━━━━━ Records shown

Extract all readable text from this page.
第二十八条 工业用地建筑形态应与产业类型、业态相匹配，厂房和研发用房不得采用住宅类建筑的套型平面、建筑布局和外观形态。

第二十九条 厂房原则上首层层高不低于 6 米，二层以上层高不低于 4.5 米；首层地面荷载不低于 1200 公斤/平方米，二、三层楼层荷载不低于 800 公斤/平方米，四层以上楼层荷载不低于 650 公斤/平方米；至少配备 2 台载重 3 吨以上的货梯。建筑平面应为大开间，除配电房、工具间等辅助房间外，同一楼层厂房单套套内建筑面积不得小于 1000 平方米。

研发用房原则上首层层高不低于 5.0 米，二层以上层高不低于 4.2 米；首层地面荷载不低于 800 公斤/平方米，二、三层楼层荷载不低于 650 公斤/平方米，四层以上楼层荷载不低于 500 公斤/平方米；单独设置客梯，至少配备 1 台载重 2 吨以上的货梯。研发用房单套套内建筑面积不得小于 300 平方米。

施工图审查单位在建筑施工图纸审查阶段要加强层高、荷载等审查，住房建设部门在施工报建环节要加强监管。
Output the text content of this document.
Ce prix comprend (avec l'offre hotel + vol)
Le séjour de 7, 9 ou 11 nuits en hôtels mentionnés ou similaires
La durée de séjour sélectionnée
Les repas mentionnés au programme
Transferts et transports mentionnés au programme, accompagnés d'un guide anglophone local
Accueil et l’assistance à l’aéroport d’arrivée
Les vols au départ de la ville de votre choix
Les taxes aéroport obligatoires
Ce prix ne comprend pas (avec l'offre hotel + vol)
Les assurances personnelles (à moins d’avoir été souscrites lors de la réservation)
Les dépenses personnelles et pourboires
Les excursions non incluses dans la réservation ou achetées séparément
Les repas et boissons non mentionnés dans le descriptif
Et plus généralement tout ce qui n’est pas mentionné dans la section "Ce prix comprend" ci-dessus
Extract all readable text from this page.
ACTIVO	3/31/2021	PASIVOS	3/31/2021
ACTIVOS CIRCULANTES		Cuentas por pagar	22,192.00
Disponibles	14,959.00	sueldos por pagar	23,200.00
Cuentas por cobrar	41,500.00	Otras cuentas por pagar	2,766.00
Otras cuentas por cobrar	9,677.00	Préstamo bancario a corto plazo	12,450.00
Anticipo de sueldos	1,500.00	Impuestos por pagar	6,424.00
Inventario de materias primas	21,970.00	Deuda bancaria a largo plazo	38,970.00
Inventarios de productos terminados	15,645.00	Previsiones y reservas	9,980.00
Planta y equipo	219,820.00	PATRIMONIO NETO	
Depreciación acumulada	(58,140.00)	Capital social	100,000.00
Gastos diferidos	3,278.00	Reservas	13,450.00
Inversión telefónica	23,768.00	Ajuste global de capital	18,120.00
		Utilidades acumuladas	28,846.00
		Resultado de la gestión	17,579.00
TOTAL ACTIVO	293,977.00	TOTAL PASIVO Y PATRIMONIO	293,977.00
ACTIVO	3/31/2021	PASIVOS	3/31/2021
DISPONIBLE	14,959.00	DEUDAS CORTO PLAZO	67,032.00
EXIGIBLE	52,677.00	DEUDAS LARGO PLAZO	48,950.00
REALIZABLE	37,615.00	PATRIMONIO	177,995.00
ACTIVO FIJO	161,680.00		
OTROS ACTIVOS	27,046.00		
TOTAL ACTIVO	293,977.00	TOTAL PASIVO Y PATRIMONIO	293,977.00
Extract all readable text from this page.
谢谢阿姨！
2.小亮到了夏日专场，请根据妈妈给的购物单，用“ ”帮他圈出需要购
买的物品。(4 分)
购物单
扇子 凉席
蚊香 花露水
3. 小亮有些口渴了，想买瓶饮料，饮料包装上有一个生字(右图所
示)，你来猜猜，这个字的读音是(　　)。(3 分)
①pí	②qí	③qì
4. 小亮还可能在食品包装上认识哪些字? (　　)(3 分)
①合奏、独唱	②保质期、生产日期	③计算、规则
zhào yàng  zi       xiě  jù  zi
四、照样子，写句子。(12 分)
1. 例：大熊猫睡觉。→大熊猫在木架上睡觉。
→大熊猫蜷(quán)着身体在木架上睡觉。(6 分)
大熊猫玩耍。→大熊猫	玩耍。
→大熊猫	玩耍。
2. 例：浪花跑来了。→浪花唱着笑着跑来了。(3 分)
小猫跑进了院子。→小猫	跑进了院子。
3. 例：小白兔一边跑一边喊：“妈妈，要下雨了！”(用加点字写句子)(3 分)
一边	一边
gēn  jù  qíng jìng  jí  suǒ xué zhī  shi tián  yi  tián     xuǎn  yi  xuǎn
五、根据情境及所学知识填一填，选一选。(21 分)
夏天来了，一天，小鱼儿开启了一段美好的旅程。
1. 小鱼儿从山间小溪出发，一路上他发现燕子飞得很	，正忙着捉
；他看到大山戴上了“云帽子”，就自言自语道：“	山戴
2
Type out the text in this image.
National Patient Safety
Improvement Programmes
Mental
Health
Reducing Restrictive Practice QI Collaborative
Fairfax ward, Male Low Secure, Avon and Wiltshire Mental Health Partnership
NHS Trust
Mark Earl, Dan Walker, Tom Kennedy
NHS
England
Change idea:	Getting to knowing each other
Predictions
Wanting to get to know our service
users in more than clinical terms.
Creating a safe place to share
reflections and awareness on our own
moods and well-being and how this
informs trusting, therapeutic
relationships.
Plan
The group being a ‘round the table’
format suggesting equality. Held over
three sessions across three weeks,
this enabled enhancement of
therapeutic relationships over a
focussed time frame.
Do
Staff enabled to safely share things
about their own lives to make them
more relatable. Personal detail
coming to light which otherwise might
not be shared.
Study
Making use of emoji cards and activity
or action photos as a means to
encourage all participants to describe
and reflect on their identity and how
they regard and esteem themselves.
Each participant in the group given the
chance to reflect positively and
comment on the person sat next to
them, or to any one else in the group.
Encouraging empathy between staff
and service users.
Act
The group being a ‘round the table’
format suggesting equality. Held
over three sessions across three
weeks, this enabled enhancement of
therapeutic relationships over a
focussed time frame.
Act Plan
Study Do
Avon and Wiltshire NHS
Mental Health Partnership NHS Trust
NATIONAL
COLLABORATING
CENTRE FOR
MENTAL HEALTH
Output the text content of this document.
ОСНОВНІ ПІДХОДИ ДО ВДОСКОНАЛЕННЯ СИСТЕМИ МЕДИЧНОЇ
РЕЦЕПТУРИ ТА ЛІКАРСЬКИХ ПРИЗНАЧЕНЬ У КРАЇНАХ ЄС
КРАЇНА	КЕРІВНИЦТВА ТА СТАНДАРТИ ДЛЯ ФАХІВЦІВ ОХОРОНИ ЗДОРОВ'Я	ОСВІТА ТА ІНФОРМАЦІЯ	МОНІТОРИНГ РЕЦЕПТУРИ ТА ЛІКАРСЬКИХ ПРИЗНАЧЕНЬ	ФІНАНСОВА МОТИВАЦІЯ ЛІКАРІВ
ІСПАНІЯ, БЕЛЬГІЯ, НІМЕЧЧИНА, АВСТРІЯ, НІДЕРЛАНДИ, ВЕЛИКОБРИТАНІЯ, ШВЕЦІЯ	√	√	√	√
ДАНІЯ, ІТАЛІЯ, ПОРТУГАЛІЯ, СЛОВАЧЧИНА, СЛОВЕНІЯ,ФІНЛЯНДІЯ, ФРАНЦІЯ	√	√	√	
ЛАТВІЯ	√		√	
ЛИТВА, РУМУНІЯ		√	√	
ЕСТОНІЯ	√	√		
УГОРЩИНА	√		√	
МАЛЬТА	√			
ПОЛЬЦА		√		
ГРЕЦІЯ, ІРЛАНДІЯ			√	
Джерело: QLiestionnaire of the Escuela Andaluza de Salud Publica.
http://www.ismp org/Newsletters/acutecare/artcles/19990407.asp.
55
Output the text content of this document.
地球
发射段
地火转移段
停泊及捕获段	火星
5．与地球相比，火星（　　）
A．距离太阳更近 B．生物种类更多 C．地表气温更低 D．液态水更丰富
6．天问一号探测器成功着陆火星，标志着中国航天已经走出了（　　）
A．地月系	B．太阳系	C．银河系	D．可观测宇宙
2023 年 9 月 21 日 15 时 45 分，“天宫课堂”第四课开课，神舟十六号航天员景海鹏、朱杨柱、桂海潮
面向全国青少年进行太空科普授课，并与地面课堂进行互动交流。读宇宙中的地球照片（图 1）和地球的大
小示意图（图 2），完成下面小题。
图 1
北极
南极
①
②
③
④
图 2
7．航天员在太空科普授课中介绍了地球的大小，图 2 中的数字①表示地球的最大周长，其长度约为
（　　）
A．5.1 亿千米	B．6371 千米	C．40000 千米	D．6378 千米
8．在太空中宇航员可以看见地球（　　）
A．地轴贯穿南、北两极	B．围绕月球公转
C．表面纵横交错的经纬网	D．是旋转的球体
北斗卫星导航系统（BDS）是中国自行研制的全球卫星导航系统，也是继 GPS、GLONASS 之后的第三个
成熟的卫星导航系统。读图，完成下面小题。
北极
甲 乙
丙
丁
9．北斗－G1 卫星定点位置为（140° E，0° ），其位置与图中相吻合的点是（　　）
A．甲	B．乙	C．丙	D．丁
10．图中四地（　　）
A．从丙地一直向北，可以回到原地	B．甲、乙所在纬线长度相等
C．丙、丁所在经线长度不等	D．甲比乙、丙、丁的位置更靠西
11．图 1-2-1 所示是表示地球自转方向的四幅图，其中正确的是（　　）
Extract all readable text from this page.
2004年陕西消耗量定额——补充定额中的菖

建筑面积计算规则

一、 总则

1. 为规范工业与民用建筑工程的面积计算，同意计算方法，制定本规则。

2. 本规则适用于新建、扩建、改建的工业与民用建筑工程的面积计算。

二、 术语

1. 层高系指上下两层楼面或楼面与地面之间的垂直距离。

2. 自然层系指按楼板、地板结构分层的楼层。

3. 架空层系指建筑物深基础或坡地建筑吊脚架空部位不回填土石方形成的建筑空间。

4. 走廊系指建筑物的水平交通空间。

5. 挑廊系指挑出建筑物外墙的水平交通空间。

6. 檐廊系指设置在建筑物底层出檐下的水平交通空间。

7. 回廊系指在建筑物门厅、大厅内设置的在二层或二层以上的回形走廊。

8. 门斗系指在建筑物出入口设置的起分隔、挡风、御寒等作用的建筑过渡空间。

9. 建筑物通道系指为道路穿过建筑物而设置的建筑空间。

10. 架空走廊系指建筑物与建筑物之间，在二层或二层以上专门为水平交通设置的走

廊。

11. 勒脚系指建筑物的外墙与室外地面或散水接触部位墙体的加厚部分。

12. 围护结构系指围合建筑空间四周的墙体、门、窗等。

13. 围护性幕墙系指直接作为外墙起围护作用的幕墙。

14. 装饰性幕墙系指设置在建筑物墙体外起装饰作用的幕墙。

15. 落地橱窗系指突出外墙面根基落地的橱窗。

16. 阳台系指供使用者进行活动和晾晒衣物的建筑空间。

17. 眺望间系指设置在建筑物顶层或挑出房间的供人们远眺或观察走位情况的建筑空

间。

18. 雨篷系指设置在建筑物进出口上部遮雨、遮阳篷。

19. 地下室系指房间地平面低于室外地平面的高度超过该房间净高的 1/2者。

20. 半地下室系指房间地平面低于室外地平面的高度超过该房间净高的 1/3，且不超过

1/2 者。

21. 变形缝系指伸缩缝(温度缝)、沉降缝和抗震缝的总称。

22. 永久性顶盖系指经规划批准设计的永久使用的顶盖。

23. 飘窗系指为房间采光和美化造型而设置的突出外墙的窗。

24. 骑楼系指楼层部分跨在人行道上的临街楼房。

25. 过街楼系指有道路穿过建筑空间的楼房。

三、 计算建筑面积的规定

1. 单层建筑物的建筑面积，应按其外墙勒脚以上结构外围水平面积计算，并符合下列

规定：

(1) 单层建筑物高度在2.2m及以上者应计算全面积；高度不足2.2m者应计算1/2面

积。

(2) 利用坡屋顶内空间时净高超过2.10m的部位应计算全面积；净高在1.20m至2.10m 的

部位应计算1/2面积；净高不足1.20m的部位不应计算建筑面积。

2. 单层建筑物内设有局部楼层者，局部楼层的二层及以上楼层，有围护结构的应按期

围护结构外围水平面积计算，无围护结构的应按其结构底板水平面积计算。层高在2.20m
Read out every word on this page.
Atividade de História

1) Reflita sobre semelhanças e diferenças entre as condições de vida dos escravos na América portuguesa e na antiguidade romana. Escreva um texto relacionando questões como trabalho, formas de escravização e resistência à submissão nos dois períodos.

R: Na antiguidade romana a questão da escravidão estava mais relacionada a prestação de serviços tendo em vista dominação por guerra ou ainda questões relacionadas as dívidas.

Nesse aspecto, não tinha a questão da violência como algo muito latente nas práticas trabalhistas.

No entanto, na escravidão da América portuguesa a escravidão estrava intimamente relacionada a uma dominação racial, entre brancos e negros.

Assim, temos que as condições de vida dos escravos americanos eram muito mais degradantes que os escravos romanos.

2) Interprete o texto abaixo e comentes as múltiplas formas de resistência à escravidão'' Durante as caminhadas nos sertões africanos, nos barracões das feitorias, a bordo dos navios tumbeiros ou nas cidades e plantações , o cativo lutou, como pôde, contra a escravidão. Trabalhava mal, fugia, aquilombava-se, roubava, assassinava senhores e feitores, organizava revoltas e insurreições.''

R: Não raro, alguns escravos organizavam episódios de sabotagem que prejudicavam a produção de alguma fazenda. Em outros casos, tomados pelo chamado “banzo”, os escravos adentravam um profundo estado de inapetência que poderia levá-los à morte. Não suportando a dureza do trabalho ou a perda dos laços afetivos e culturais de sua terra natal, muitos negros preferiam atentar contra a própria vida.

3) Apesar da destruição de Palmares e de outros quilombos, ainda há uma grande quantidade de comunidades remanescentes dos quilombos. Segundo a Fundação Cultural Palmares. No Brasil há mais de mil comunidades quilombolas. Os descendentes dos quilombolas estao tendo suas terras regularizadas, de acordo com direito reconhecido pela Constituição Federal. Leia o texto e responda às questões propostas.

━━━━━━━━━━

■ What you are asked to do ■
Look through the entries and return every line where "América" appears.

■ Written solution ■
1) Reflita sobre semelhanças e diferenças entre as condições de vida dos escravos na América portuguesa e na antiguidade romana. Escreva um texto relacionando questões como trabalho, formas de escravização e resistência à submissão nos dois períodos.
No entanto, na escravidão da América portuguesa a escravidão estrava intimamente relacionada a uma dominação racial, entre brancos e negros.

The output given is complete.